[Begin]

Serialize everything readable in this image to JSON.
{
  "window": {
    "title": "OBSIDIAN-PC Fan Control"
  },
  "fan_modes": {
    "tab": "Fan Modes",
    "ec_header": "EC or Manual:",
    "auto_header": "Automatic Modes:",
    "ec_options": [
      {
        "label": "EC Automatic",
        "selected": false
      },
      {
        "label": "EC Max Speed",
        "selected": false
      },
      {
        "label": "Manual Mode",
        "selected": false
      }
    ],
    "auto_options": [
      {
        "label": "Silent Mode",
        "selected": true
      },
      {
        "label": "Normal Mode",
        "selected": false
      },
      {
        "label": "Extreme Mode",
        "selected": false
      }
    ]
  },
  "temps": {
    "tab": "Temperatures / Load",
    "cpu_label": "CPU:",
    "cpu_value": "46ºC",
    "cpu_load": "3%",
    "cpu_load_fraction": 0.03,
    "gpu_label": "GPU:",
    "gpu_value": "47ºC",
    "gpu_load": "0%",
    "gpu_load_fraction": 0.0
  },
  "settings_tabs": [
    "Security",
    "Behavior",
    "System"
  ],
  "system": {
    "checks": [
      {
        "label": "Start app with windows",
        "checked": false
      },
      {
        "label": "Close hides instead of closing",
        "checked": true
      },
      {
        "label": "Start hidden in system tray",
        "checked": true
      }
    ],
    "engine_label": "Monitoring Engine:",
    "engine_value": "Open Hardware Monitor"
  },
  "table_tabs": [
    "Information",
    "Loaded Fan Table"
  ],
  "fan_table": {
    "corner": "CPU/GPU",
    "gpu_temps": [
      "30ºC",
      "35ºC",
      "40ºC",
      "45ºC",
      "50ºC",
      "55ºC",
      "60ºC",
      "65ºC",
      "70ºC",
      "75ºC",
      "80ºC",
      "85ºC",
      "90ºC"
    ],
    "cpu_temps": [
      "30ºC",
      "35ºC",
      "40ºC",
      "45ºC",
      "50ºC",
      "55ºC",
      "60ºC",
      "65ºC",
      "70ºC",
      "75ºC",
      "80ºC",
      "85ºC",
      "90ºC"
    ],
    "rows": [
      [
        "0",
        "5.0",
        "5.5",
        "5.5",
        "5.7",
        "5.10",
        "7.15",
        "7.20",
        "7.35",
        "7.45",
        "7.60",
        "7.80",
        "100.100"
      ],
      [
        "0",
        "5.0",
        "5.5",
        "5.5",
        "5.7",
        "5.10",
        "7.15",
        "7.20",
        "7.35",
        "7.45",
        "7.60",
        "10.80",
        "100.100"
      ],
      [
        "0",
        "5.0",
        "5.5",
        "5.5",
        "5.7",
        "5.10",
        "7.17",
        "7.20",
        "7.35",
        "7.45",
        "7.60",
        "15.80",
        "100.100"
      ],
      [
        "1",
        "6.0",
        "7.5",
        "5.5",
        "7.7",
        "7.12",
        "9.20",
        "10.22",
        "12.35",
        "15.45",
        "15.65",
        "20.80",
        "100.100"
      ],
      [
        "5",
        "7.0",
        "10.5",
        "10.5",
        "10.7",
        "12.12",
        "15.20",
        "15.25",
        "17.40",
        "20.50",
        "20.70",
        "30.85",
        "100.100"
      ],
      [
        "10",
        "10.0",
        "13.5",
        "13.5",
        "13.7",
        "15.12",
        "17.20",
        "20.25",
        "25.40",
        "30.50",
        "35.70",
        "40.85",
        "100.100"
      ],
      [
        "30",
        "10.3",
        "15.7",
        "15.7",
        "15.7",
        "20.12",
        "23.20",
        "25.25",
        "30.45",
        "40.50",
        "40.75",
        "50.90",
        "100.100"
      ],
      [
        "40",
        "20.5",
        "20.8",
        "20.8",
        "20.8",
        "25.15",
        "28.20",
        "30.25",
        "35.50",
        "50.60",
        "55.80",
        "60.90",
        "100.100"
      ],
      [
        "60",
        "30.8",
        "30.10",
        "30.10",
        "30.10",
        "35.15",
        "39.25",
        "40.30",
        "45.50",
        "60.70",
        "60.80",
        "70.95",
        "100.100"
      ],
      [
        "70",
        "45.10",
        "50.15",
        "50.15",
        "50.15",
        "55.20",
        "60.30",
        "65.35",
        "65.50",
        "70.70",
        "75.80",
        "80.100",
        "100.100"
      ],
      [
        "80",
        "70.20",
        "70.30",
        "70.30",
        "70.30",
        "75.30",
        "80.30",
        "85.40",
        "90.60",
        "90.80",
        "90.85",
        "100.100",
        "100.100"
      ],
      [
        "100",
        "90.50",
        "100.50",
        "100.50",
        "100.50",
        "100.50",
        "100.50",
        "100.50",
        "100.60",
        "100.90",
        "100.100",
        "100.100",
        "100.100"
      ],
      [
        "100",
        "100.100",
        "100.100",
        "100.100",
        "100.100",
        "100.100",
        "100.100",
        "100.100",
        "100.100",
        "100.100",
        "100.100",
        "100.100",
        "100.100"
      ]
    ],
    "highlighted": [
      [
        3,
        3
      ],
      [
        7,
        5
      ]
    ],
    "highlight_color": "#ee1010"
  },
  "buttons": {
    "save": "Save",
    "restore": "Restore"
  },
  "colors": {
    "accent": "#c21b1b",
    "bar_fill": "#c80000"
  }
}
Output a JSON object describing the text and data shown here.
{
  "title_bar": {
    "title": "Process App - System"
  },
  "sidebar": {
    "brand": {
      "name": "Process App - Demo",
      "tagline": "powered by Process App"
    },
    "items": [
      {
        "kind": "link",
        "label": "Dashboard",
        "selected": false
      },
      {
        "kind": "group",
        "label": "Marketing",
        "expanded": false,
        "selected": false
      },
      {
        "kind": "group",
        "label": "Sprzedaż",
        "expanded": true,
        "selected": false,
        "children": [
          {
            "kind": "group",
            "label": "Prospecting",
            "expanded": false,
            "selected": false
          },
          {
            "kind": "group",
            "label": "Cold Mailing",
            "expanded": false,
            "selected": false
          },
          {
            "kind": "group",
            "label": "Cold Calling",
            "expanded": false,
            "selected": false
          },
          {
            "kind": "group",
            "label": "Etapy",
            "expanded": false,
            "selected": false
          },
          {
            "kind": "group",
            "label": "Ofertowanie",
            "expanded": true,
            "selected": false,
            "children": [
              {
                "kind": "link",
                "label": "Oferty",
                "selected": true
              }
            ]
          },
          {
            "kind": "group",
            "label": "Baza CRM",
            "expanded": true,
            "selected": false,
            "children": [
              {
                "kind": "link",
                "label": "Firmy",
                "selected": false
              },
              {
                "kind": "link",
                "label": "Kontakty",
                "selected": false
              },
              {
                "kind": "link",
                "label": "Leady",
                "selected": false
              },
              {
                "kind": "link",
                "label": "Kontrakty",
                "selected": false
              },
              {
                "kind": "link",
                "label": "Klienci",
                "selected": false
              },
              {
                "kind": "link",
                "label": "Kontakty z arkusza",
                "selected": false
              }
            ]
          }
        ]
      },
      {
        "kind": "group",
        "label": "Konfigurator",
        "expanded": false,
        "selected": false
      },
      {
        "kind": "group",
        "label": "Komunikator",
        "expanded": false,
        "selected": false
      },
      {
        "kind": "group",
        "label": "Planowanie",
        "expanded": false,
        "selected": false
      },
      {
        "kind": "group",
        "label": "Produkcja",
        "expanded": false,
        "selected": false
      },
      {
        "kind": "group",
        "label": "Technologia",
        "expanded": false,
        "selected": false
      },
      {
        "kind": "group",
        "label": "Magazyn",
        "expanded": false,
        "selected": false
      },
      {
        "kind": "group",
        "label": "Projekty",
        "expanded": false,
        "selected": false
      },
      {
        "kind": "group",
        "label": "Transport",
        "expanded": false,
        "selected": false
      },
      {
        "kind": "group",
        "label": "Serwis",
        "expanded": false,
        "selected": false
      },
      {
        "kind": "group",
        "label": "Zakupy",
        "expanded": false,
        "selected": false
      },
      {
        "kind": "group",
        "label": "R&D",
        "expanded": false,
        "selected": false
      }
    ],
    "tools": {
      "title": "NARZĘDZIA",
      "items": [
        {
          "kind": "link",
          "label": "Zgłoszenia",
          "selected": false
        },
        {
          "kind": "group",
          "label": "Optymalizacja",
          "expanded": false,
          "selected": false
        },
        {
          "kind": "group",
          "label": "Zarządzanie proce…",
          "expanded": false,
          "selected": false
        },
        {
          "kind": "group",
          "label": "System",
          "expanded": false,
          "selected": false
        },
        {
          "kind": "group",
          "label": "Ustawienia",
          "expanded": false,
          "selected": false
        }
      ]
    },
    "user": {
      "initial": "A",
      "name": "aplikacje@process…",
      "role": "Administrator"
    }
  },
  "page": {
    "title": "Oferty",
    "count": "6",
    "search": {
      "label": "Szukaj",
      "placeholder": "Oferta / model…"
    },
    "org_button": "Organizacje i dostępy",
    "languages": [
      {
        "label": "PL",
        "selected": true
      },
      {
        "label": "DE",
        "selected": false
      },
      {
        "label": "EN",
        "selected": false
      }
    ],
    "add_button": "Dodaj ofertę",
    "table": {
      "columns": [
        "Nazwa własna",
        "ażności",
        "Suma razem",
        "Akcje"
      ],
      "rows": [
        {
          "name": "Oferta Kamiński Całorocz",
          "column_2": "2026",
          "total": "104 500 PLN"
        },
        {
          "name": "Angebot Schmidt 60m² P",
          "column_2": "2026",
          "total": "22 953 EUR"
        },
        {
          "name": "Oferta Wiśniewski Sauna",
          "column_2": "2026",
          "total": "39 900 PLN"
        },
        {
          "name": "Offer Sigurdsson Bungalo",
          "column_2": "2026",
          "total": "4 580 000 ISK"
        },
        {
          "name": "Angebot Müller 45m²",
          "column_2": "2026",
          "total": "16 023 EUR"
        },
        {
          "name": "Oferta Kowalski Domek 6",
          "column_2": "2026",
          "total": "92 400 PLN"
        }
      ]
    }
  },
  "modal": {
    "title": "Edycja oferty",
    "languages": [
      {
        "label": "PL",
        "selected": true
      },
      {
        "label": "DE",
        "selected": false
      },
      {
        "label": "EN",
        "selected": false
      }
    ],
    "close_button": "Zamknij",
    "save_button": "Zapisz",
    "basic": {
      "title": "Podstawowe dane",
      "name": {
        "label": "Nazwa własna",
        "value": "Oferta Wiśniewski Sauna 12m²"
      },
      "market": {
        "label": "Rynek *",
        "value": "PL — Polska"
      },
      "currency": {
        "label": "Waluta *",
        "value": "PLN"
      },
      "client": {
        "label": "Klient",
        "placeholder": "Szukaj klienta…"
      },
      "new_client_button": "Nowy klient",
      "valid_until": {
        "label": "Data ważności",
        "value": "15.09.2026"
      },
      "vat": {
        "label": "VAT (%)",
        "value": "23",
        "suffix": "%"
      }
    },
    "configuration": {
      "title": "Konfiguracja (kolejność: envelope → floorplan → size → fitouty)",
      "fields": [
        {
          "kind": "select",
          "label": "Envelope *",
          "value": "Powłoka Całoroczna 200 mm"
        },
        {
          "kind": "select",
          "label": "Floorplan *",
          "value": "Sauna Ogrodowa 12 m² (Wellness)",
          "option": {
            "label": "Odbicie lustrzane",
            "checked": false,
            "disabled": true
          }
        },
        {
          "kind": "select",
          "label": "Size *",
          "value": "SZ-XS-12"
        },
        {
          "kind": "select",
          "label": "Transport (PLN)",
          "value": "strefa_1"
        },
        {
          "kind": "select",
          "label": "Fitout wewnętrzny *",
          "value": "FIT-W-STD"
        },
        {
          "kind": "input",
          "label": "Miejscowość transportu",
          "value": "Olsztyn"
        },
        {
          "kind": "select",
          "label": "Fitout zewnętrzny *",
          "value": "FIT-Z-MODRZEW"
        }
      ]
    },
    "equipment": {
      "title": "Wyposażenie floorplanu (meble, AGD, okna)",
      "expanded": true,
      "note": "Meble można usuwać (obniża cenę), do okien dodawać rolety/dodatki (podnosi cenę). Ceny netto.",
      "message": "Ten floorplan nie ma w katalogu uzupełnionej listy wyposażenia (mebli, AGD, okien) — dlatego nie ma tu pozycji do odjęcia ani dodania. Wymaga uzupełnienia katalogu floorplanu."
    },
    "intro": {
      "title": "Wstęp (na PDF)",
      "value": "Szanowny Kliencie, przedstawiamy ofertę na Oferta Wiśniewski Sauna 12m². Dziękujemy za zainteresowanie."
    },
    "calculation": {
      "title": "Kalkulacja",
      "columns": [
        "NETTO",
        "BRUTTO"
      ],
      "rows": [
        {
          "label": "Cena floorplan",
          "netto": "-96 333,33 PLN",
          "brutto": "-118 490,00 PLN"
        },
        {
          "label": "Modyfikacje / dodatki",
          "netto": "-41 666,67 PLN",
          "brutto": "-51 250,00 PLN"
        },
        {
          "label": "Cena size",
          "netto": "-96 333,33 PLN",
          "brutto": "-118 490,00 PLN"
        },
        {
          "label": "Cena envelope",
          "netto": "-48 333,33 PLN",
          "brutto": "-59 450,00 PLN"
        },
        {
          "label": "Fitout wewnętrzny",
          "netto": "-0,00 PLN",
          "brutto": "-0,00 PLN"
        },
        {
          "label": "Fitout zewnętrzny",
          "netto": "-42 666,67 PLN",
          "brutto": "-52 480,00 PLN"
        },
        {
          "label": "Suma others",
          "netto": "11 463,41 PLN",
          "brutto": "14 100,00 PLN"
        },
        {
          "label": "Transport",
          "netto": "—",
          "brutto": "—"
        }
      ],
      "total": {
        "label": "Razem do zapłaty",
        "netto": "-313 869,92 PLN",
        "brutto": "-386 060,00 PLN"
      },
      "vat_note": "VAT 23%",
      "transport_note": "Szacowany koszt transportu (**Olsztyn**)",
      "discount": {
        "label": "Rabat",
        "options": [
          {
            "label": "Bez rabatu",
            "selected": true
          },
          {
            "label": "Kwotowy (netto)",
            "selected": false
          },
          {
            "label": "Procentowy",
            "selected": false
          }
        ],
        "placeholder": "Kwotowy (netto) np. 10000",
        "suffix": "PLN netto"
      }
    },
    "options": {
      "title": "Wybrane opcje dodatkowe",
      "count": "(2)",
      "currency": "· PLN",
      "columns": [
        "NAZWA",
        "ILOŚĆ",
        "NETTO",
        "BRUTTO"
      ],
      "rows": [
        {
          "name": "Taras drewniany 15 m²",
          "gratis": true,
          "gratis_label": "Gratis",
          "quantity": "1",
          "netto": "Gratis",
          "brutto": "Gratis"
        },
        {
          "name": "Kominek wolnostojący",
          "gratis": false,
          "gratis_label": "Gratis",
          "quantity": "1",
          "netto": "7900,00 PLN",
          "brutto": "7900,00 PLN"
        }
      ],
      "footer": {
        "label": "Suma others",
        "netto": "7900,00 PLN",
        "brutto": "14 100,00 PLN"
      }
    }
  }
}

[End]

*Set exercise:* Pick out every line above that holds the word "Szukaj" and copy it.

*Task response:*
      "label": "Szukaj",
        "placeholder": "Szukaj klienta…"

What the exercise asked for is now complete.